start

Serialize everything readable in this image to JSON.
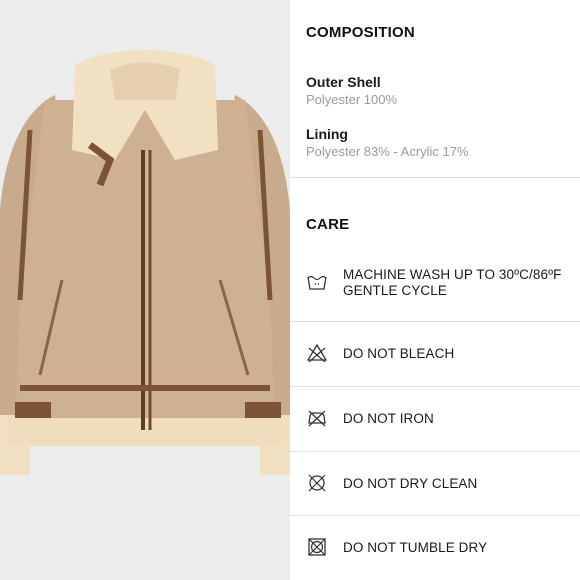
{
  "composition": {
    "title": "COMPOSITION",
    "items": [
      {
        "label": "Outer Shell",
        "value": "Polyester 100%"
      },
      {
        "label": "Lining",
        "value": "Polyester 83% - Acrylic 17%"
      }
    ]
  },
  "care": {
    "title": "CARE",
    "items": [
      {
        "icon": "machine-wash-30-icon",
        "line1": "MACHINE WASH UP TO 30ºC/86ºF",
        "line2": "GENTLE CYCLE"
      },
      {
        "icon": "do-not-bleach-icon",
        "line1": "DO NOT BLEACH"
      },
      {
        "icon": "do-not-iron-icon",
        "line1": "DO NOT IRON"
      },
      {
        "icon": "do-not-dry-clean-icon",
        "line1": "DO NOT DRY CLEAN"
      },
      {
        "icon": "do-not-tumble-dry-icon",
        "line1": "DO NOT TUMBLE DRY"
      }
    ]
  },
  "product_image": {
    "subject": "suede aviator jacket with shearling collar"
  }
}
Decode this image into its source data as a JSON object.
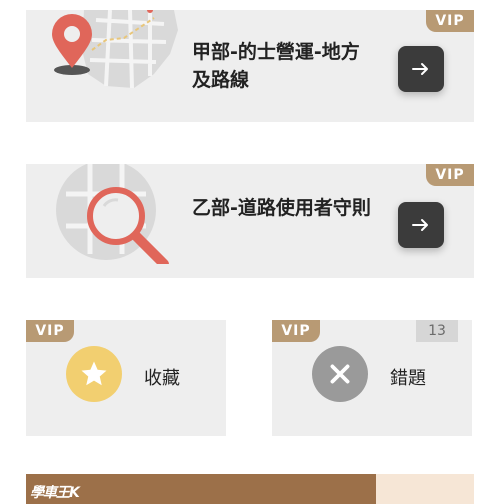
{
  "cards": [
    {
      "title": "甲部-的士營運-地方及路線",
      "badge": "VIP"
    },
    {
      "title": "乙部-道路使用者守則",
      "badge": "VIP"
    }
  ],
  "favorites": {
    "badge": "VIP",
    "label": "收藏"
  },
  "mistakes": {
    "badge": "VIP",
    "label": "錯題",
    "count": "13"
  },
  "banner": {
    "logo_text": "學車王K"
  },
  "colors": {
    "vip_badge": "#b89a74",
    "card_bg": "#eeeeee",
    "arrow_button": "#3b3b3b",
    "star_circle": "#f2cf70",
    "x_circle": "#9a9a9a",
    "pin_red": "#e0665a",
    "banner_bg": "#9c7049"
  },
  "icons": {
    "map_illustration": "map-pin-illustration",
    "road_illustration": "magnifier-map-illustration",
    "arrow": "arrow-right-icon",
    "star": "star-icon",
    "x": "close-icon"
  }
}
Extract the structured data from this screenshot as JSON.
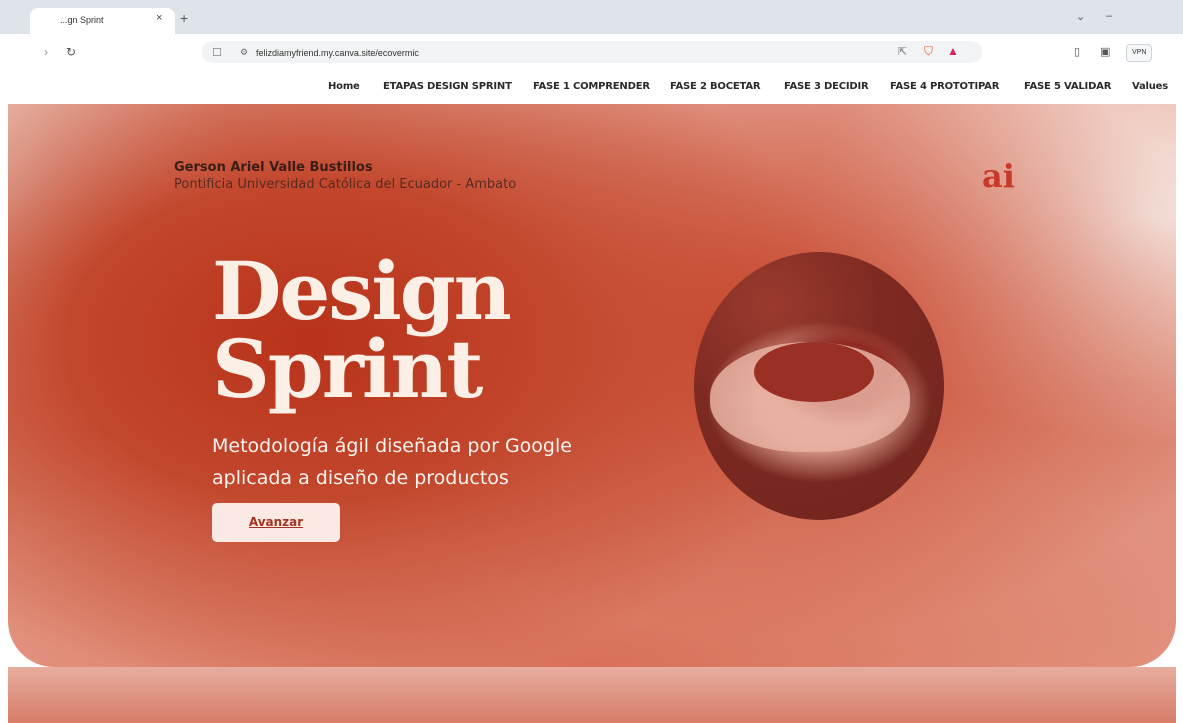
{
  "browser": {
    "tab_title": "...gn Sprint",
    "tab_close": "×",
    "new_tab": "+",
    "url": "felizdiamyfriend.my.canva.site/ecovermic",
    "vpn_label": "VPN",
    "icons": [
      "back-icon",
      "reload-icon",
      "bookmark-icon",
      "site-settings-icon",
      "share-icon",
      "brave-shield-icon",
      "brave-rewards-icon",
      "sidebar-icon",
      "wallet-icon"
    ]
  },
  "nav": {
    "items": [
      "Home",
      "ETAPAS DESIGN SPRINT",
      "FASE 1 COMPRENDER",
      "FASE 2 BOCETAR",
      "FASE 3 DECIDIR",
      "FASE 4 PROTOTIPAR",
      "FASE 5 VALIDAR",
      "Values"
    ]
  },
  "hero": {
    "author": "Gerson Ariel Valle Bustillos",
    "institution": "Pontificia Universidad Católica del Ecuador - Ambato",
    "logo_text": "ai",
    "title_line1": "Design",
    "title_line2": "Sprint",
    "subtitle": "Metodología ágil diseñada por Google aplicada a diseño de productos",
    "cta_label": "Avanzar"
  },
  "colors": {
    "accent": "#c73a2a",
    "hero_primary": "#b8321a",
    "cta_bg": "#fbeae4",
    "title_text": "#fbefe6"
  }
}
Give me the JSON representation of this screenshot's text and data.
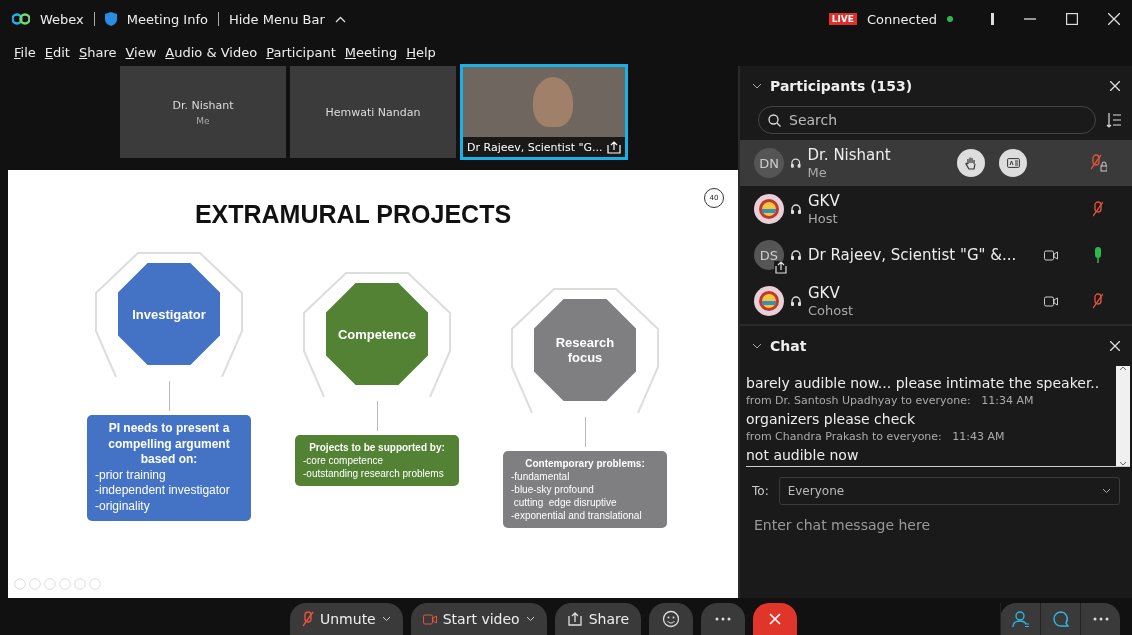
{
  "title_bar": {
    "app_name": "Webex",
    "meeting_info": "Meeting Info",
    "hide_menu": "Hide Menu Bar",
    "live_badge": "LIVE",
    "status": "Connected"
  },
  "menu": [
    "File",
    "Edit",
    "Share",
    "View",
    "Audio & Video",
    "Participant",
    "Meeting",
    "Help"
  ],
  "video_tiles": [
    {
      "kind": "avatar",
      "name": "Dr. Nishant",
      "subtitle": "Me",
      "selected": false
    },
    {
      "kind": "avatar",
      "name": "Hemwati Nandan",
      "selected": false
    },
    {
      "kind": "video",
      "name": "Dr Rajeev, Scientist \"G...",
      "selected": true
    }
  ],
  "slide": {
    "title": "EXTRAMURAL PROJECTS",
    "page_number": "40",
    "columns": [
      {
        "label": "Investigator",
        "color": "#4472c4",
        "box_title": "PI needs to present a compelling argument based on:",
        "box_items": [
          "-prior training",
          "-independent investigator",
          "-originality"
        ]
      },
      {
        "label": "Competence",
        "color": "#548235",
        "box_title": "Projects to be supported by:",
        "box_items": [
          "-core competence",
          "-outstanding research problems"
        ]
      },
      {
        "label": "Research focus",
        "color": "#7f7e80",
        "box_title": "Contemporary problems:",
        "box_items": [
          "-fundamental",
          "-blue-sky profound",
          " cutting  edge disruptive",
          "-exponential and translational"
        ]
      }
    ]
  },
  "participants": {
    "title": "Participants (153)",
    "search": {
      "placeholder": "Search"
    },
    "rows": [
      {
        "kind": "initials",
        "initials": "DN",
        "name": "Dr. Nishant",
        "role": "Me",
        "selected": true,
        "sharing": false,
        "video": false,
        "muted": true,
        "locked": true
      },
      {
        "kind": "logo",
        "name": "GKV",
        "role": "Host",
        "selected": false,
        "sharing": false,
        "video": false,
        "muted": true,
        "locked": false
      },
      {
        "kind": "initials",
        "initials": "DS",
        "name": "Dr Rajeev, Scientist \"G\" &...",
        "selected": false,
        "sharing": true,
        "video": true,
        "muted": false,
        "locked": false
      },
      {
        "kind": "logo",
        "name": "GKV",
        "role": "Cohost",
        "selected": false,
        "sharing": false,
        "video": true,
        "muted": true,
        "locked": false
      }
    ]
  },
  "chat": {
    "title": "Chat",
    "messages": [
      {
        "kind": "text",
        "text": "barely audible now... please intimate the speaker.."
      },
      {
        "kind": "meta",
        "sender": "from Dr. Santosh Upadhyay to everyone:",
        "time": "11:34 AM"
      },
      {
        "kind": "text",
        "text": "organizers please check"
      },
      {
        "kind": "meta",
        "sender": "from Chandra Prakash to everyone:",
        "time": "11:43 AM"
      },
      {
        "kind": "text",
        "text": "not audible now"
      }
    ],
    "to_label": "To:",
    "recipient": "Everyone",
    "placeholder": "Enter chat message here"
  },
  "controls": [
    {
      "kind": "mute",
      "label": "Unmute"
    },
    {
      "kind": "video",
      "label": "Start video"
    },
    {
      "kind": "share",
      "label": "Share"
    },
    {
      "kind": "reactions"
    },
    {
      "kind": "more"
    },
    {
      "kind": "leave"
    }
  ],
  "panel_buttons": [
    {
      "kind": "participants"
    },
    {
      "kind": "chat"
    },
    {
      "kind": "more"
    }
  ]
}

end

Read through the entries and copy every line that includes "please".

        "text": "barely audible now... please intimate the speaker.."
        "text": "organizers please check"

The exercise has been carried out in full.